Short task:
Write out every line below that includes the word "Sets".

Record set:
** Start **

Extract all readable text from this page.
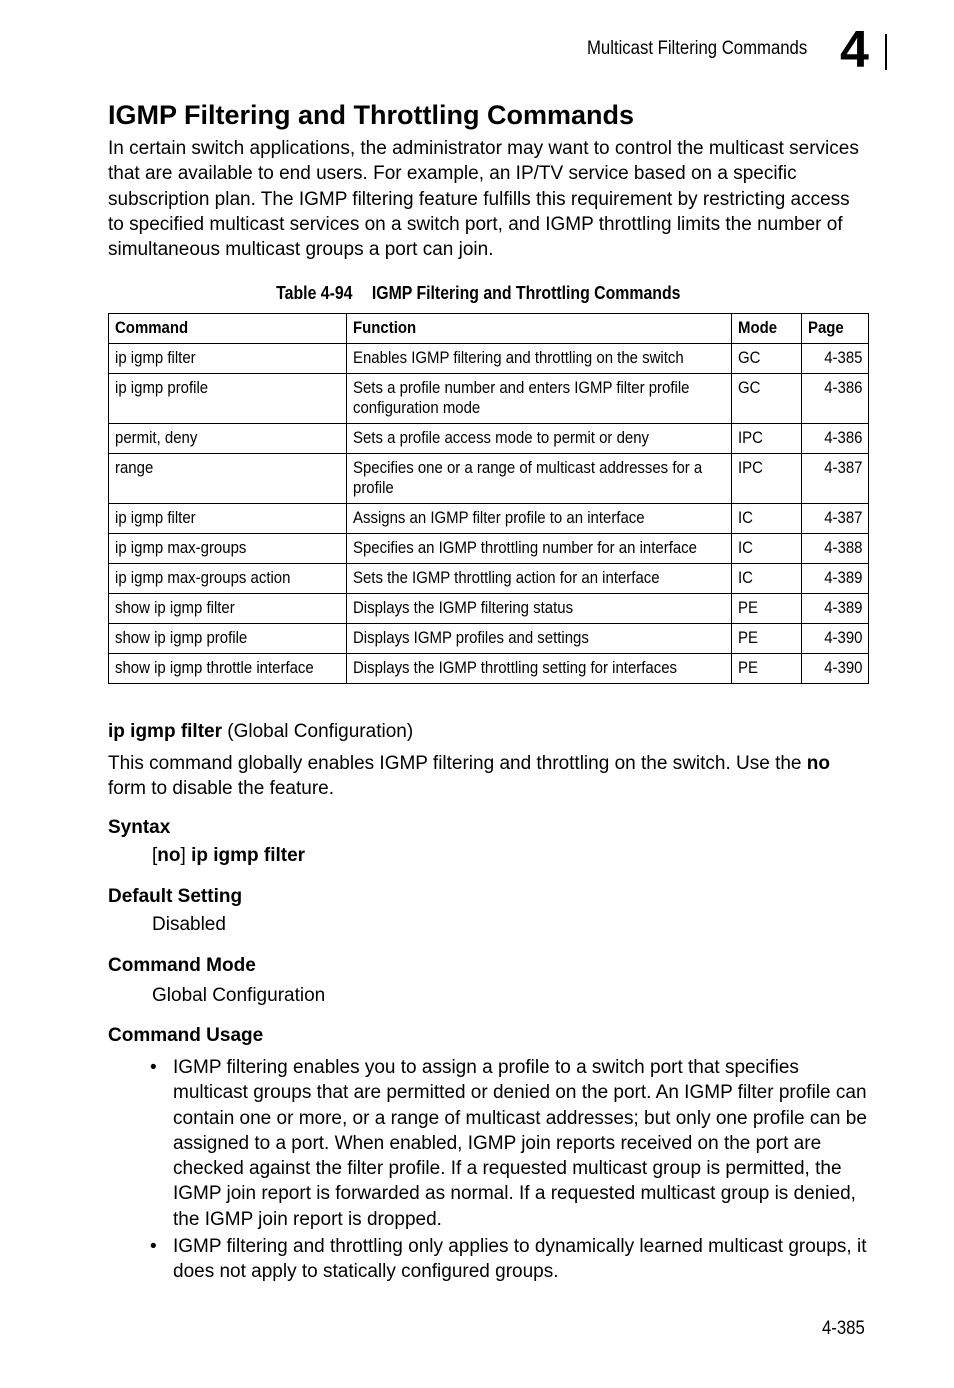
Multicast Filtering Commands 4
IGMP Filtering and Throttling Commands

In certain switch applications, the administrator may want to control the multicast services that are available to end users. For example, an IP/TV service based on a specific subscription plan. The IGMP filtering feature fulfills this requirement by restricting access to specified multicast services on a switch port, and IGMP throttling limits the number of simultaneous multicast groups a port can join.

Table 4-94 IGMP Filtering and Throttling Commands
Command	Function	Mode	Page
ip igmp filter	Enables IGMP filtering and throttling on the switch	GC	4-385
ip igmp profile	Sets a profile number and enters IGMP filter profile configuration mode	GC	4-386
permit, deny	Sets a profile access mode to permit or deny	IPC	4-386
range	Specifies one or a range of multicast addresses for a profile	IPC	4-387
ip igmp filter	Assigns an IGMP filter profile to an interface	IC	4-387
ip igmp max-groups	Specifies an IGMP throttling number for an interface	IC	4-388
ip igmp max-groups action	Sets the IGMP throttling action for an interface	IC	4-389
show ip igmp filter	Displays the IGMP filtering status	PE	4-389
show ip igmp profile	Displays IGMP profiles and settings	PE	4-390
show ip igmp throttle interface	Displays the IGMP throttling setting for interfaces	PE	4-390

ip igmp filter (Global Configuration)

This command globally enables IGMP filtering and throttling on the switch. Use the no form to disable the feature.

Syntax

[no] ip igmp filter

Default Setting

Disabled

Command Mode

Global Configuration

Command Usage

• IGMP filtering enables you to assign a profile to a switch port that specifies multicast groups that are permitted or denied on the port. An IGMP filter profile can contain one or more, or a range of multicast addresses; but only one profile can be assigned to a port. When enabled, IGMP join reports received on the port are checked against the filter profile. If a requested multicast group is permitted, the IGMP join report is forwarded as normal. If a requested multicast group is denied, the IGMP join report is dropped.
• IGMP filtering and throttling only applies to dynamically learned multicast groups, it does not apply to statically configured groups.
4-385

** End **

Output of the task:
ip igmp profile	Sets a profile number and enters IGMP filter profile configuration mode	GC	4-386
permit, deny	Sets a profile access mode to permit or deny	IPC	4-386
ip igmp max-groups action	Sets the IGMP throttling action for an interface	IC	4-389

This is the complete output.